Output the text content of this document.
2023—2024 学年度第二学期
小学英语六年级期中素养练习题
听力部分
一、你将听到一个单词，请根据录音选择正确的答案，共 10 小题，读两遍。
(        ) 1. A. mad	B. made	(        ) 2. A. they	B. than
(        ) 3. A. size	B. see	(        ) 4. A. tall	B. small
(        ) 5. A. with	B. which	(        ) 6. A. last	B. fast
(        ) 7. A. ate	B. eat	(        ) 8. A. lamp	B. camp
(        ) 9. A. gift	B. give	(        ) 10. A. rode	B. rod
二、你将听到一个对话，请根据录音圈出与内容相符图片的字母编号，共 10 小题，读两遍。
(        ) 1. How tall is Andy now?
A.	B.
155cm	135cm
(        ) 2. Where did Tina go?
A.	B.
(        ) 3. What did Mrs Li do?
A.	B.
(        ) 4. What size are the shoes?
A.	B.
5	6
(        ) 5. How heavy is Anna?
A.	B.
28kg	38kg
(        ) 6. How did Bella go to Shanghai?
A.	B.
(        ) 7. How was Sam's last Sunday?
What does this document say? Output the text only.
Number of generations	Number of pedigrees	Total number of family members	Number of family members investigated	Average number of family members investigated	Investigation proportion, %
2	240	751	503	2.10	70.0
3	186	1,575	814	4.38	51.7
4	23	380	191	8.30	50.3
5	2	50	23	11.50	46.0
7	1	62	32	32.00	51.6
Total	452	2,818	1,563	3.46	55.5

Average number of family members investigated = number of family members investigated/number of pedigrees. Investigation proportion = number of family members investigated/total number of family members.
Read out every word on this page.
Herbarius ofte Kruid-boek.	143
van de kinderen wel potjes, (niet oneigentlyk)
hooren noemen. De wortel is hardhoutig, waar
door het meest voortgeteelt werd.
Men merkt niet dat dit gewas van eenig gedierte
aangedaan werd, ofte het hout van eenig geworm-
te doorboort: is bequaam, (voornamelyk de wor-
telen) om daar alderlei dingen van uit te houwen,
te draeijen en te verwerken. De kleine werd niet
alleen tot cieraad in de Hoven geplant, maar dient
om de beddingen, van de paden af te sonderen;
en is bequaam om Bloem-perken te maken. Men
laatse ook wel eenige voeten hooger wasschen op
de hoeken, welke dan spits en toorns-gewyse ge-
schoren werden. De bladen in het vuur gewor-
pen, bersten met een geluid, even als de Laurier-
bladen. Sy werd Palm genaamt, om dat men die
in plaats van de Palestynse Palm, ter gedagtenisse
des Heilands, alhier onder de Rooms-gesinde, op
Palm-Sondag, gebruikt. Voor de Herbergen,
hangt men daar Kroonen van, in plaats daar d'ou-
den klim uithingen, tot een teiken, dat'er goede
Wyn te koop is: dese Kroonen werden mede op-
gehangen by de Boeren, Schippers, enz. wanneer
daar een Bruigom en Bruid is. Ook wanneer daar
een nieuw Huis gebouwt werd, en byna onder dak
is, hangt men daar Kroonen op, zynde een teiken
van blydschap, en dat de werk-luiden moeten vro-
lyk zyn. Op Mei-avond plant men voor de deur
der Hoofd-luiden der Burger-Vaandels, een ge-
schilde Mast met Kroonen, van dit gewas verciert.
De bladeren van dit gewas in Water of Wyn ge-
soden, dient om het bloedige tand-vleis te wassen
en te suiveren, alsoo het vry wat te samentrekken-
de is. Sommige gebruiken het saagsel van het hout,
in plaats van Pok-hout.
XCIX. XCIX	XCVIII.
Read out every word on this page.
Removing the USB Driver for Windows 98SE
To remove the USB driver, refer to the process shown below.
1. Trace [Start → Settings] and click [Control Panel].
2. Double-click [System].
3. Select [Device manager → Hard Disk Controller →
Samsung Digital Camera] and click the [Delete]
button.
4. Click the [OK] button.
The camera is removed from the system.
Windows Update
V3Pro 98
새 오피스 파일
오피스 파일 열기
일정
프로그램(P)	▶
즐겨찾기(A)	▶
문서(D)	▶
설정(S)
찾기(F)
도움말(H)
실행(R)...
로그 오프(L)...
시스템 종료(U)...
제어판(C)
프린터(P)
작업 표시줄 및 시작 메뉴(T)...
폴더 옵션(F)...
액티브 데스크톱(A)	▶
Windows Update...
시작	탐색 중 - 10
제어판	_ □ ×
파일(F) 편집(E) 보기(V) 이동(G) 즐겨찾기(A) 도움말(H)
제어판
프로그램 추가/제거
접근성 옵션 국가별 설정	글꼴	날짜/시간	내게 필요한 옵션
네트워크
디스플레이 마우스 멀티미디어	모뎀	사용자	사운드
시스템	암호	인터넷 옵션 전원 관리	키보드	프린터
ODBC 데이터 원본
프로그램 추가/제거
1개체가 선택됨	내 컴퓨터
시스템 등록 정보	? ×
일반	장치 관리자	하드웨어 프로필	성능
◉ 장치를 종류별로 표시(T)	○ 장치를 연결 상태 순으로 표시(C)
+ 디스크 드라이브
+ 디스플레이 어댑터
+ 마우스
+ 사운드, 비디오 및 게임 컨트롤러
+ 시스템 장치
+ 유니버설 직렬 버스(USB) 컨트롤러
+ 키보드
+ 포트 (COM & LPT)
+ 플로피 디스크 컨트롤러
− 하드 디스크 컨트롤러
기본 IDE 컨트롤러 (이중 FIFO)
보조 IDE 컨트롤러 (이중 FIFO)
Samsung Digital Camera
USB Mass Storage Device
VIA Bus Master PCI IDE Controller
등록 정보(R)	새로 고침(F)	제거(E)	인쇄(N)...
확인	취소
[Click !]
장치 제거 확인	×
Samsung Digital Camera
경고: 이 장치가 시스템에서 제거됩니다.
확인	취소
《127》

_Task to carry out_:
Pull out the lines above in which the word "Device" appears.

_Exercise answer_:
3. Select [Device manager → Hard Disk Controller →
USB Mass Storage Device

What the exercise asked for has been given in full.